Start of LISTED RECORDS
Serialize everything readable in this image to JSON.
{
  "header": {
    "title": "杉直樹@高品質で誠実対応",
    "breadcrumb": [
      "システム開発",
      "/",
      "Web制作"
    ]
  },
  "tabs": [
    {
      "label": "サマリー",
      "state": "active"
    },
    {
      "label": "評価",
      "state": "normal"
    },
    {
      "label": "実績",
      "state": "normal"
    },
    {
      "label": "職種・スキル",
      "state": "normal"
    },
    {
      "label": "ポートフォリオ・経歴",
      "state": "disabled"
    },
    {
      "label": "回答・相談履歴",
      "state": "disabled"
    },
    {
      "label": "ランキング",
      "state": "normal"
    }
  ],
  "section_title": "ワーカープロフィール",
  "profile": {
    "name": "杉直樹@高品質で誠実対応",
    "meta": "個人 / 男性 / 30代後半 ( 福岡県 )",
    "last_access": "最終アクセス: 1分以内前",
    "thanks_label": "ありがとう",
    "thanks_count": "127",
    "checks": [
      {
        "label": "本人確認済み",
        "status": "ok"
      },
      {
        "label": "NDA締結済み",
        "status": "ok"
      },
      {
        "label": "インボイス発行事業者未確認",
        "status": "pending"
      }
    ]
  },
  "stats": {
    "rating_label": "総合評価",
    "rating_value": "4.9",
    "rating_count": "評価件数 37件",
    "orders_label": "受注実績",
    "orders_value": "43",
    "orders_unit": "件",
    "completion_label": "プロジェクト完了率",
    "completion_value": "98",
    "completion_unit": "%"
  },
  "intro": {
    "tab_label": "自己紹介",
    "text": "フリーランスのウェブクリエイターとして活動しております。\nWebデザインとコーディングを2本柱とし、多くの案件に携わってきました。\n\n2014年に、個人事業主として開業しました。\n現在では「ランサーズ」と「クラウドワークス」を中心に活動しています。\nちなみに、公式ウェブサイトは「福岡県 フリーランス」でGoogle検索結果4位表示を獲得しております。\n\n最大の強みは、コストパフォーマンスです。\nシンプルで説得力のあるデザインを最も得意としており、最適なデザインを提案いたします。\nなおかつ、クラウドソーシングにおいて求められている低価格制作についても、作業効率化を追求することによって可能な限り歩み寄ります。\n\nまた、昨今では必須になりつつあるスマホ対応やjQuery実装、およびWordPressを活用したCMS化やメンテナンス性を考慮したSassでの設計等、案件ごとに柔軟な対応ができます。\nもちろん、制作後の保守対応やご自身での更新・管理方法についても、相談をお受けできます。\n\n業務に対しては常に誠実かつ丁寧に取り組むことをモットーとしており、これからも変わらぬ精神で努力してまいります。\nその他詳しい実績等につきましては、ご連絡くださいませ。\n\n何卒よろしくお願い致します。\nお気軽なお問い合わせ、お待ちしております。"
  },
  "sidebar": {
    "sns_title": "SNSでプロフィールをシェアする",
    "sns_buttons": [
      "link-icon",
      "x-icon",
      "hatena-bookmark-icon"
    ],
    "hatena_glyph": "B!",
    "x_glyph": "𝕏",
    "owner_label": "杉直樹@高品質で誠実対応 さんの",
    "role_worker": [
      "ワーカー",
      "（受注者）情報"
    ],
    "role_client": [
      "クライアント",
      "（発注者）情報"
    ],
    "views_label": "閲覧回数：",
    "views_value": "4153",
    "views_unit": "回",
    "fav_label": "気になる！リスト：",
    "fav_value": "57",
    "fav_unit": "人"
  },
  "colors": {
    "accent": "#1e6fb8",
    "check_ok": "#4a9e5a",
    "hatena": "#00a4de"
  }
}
End of LISTED RECORDS
Repeat back the data above, exact to the last character.

> **RESPONSE BELOW**
Serialize everything readable in this image to JSON.
{
  "header": {
    "title": "杉直樹@高品質で誠実対応",
    "breadcrumb": [
      "システム開発",
      "/",
      "Web制作"
    ]
  },
  "tabs": [
    {
      "label": "サマリー",
      "state": "active"
    },
    {
      "label": "評価",
      "state": "normal"
    },
    {
      "label": "実績",
      "state": "normal"
    },
    {
      "label": "職種・スキル",
      "state": "normal"
    },
    {
      "label": "ポートフォリオ・経歴",
      "state": "disabled"
    },
    {
      "label": "回答・相談履歴",
      "state": "disabled"
    },
    {
      "label": "ランキング",
      "state": "normal"
    }
  ],
  "section_title": "ワーカープロフィール",
  "profile": {
    "name": "杉直樹@高品質で誠実対応",
    "meta": "個人 / 男性 / 30代後半 ( 福岡県 )",
    "last_access": "最終アクセス: 1分以内前",
    "thanks_label": "ありがとう",
    "thanks_count": "127",
    "checks": [
      {
        "label": "本人確認済み",
        "status": "ok"
      },
      {
        "label": "NDA締結済み",
        "status": "ok"
      },
      {
        "label": "インボイス発行事業者未確認",
        "status": "pending"
      }
    ]
  },
  "stats": {
    "rating_label": "総合評価",
    "rating_value": "4.9",
    "rating_count": "評価件数 37件",
    "orders_label": "受注実績",
    "orders_value": "43",
    "orders_unit": "件",
    "completion_label": "プロジェクト完了率",
    "completion_value": "98",
    "completion_unit": "%"
  },
  "intro": {
    "tab_label": "自己紹介",
    "text": "フリーランスのウェブクリエイターとして活動しております。\nWebデザインとコーディングを2本柱とし、多くの案件に携わってきました。\n\n2014年に、個人事業主として開業しました。\n現在では「ランサーズ」と「クラウドワークス」を中心に活動しています。\nちなみに、公式ウェブサイトは「福岡県 フリーランス」でGoogle検索結果4位表示を獲得しております。\n\n最大の強みは、コストパフォーマンスです。\nシンプルで説得力のあるデザインを最も得意としており、最適なデザインを提案いたします。\nなおかつ、クラウドソーシングにおいて求められている低価格制作についても、作業効率化を追求することによって可能な限り歩み寄ります。\n\nまた、昨今では必須になりつつあるスマホ対応やjQuery実装、およびWordPressを活用したCMS化やメンテナンス性を考慮したSassでの設計等、案件ごとに柔軟な対応ができます。\nもちろん、制作後の保守対応やご自身での更新・管理方法についても、相談をお受けできます。\n\n業務に対しては常に誠実かつ丁寧に取り組むことをモットーとしており、これからも変わらぬ精神で努力してまいります。\nその他詳しい実績等につきましては、ご連絡くださいませ。\n\n何卒よろしくお願い致します。\nお気軽なお問い合わせ、お待ちしております。"
  },
  "sidebar": {
    "sns_title": "SNSでプロフィールをシェアする",
    "sns_buttons": [
      "link-icon",
      "x-icon",
      "hatena-bookmark-icon"
    ],
    "hatena_glyph": "B!",
    "x_glyph": "𝕏",
    "owner_label": "杉直樹@高品質で誠実対応 さんの",
    "role_worker": [
      "ワーカー",
      "（受注者）情報"
    ],
    "role_client": [
      "クライアント",
      "（発注者）情報"
    ],
    "views_label": "閲覧回数：",
    "views_value": "4153",
    "views_unit": "回",
    "fav_label": "気になる！リスト：",
    "fav_value": "57",
    "fav_unit": "人"
  },
  "colors": {
    "accent": "#1e6fb8",
    "check_ok": "#4a9e5a",
    "hatena": "#00a4de"
  }
}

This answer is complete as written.